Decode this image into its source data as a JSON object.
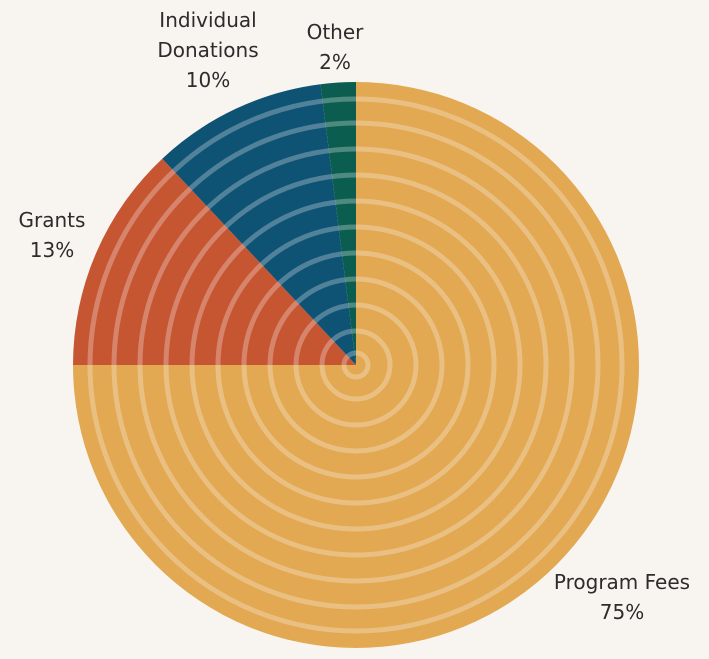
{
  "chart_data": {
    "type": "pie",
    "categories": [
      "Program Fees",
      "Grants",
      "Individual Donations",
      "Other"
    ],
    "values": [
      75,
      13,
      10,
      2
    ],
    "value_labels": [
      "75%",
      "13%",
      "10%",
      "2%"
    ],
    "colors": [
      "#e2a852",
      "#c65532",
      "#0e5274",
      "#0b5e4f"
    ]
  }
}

■ ■ ■ ■ ■

**Task**: Your task is to retype all the entries exactly and leave out any pictures.

**Solution**:
Decode this image into its source data as a JSON object.
{
  "chart_data": {
    "type": "pie",
    "categories": [
      "Program Fees",
      "Grants",
      "Individual Donations",
      "Other"
    ],
    "values": [
      75,
      13,
      10,
      2
    ],
    "value_labels": [
      "75%",
      "13%",
      "10%",
      "2%"
    ],
    "colors": [
      "#e2a852",
      "#c65532",
      "#0e5274",
      "#0b5e4f"
    ]
  }
}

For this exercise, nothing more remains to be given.